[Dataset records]
☆ ☆ ☆
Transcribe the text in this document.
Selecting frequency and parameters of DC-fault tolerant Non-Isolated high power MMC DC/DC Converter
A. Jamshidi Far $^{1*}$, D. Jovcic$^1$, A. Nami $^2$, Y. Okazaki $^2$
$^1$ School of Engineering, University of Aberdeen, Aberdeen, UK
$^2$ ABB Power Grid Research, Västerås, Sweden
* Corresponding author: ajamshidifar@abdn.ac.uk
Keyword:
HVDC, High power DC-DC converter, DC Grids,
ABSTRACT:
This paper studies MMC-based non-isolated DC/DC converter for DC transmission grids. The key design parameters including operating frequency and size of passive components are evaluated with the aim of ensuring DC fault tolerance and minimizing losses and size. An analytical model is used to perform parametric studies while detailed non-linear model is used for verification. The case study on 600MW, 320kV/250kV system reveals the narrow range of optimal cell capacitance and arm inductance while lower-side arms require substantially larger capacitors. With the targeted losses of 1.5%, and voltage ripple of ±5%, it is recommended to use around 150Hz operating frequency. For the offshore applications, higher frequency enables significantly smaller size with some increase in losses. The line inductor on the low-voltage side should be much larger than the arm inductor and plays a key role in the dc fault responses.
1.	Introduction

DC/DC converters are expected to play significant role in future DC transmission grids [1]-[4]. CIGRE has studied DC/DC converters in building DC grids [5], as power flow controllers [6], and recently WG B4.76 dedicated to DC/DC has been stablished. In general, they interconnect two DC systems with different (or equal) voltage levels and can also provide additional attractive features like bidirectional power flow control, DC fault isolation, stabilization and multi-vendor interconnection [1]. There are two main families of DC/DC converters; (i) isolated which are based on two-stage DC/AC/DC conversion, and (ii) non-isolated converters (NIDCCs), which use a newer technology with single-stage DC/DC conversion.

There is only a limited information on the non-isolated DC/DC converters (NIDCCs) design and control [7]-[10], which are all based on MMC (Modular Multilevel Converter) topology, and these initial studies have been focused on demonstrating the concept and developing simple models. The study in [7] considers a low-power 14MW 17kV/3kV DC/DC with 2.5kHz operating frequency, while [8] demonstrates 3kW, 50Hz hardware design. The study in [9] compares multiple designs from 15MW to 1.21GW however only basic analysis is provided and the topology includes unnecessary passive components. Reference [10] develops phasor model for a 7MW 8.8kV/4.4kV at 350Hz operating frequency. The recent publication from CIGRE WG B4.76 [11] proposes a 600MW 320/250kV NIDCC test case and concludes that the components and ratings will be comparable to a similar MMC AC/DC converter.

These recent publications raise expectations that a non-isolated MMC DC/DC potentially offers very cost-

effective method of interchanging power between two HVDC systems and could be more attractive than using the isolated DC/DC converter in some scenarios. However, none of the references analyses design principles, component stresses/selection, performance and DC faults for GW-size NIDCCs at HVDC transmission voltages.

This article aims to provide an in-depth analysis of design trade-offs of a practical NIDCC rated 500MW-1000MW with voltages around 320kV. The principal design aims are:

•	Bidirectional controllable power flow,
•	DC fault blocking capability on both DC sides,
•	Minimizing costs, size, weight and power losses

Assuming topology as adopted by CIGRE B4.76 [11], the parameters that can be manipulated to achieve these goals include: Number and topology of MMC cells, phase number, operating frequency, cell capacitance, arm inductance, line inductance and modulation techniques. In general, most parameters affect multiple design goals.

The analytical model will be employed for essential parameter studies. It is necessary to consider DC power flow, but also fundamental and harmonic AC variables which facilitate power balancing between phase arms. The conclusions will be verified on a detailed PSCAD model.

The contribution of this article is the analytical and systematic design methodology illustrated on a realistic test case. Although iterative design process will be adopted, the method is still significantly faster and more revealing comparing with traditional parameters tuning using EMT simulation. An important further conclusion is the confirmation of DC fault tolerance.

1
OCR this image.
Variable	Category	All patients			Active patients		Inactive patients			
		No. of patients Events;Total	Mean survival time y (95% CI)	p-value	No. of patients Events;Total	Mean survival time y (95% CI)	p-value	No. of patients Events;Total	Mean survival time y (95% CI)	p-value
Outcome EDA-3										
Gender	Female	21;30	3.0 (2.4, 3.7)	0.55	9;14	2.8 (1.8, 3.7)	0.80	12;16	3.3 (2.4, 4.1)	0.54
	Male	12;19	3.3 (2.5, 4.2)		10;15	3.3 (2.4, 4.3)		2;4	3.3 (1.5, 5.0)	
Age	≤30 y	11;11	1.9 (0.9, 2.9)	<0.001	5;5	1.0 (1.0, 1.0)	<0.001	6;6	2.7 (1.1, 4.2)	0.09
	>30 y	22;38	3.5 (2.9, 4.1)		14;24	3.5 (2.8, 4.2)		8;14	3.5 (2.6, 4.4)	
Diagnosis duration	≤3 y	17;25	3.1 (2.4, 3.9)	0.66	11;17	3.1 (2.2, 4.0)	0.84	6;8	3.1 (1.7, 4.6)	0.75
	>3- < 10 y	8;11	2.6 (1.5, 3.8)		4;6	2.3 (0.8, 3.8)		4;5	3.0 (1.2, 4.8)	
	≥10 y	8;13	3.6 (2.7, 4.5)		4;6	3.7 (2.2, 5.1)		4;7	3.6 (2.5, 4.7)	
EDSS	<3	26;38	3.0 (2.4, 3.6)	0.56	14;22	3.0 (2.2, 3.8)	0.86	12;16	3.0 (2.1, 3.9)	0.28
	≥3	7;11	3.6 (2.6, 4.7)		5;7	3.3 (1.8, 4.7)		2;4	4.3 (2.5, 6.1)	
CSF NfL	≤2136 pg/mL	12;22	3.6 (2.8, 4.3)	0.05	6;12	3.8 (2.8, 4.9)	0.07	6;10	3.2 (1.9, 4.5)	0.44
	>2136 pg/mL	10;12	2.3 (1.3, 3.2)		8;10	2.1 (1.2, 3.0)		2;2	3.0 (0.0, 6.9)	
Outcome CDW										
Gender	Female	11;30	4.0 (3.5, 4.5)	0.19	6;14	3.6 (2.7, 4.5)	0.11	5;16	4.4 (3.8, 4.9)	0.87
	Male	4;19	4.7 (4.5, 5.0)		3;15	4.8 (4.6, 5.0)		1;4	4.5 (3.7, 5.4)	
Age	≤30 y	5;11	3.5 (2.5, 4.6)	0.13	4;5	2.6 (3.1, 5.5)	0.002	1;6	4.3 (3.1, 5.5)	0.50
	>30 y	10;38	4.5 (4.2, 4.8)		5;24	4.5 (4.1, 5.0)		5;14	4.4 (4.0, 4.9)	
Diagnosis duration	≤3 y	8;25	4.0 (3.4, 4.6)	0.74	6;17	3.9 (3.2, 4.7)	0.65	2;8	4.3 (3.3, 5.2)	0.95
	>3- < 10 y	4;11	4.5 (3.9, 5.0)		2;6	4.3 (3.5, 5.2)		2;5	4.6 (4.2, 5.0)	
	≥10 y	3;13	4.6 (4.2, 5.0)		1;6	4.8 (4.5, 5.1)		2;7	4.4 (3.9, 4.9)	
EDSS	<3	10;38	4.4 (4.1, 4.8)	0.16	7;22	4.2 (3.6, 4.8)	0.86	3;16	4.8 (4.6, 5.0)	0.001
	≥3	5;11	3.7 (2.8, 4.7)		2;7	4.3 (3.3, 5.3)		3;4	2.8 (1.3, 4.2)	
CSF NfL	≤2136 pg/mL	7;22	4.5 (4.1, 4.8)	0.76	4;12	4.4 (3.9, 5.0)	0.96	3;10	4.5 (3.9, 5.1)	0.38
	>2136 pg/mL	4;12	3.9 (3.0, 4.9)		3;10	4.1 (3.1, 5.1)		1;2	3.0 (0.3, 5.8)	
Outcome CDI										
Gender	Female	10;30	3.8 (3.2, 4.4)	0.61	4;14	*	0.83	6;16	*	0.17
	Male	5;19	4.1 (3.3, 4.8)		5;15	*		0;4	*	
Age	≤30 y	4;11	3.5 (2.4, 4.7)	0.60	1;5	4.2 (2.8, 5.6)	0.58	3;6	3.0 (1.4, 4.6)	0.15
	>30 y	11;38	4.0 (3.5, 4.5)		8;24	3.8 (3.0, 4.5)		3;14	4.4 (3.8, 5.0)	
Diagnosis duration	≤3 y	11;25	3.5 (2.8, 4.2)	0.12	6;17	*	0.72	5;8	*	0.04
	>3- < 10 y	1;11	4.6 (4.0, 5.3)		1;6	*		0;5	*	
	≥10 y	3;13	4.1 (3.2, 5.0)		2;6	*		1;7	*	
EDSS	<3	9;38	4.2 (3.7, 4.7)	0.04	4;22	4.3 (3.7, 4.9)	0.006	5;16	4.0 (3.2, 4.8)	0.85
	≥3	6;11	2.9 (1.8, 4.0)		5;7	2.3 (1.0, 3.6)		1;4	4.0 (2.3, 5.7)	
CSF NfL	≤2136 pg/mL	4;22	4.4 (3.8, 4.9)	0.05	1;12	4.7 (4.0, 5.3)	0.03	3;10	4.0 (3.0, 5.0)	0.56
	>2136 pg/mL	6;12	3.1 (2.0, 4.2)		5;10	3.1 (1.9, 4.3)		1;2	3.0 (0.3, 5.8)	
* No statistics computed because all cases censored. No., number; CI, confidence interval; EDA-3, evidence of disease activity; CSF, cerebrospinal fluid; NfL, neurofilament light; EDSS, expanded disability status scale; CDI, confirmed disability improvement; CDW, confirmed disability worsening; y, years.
☆ ☆ ☆
[Exercise] Tell how many lines of the data above hold the string "Gender". Give only the number.

[Result] 3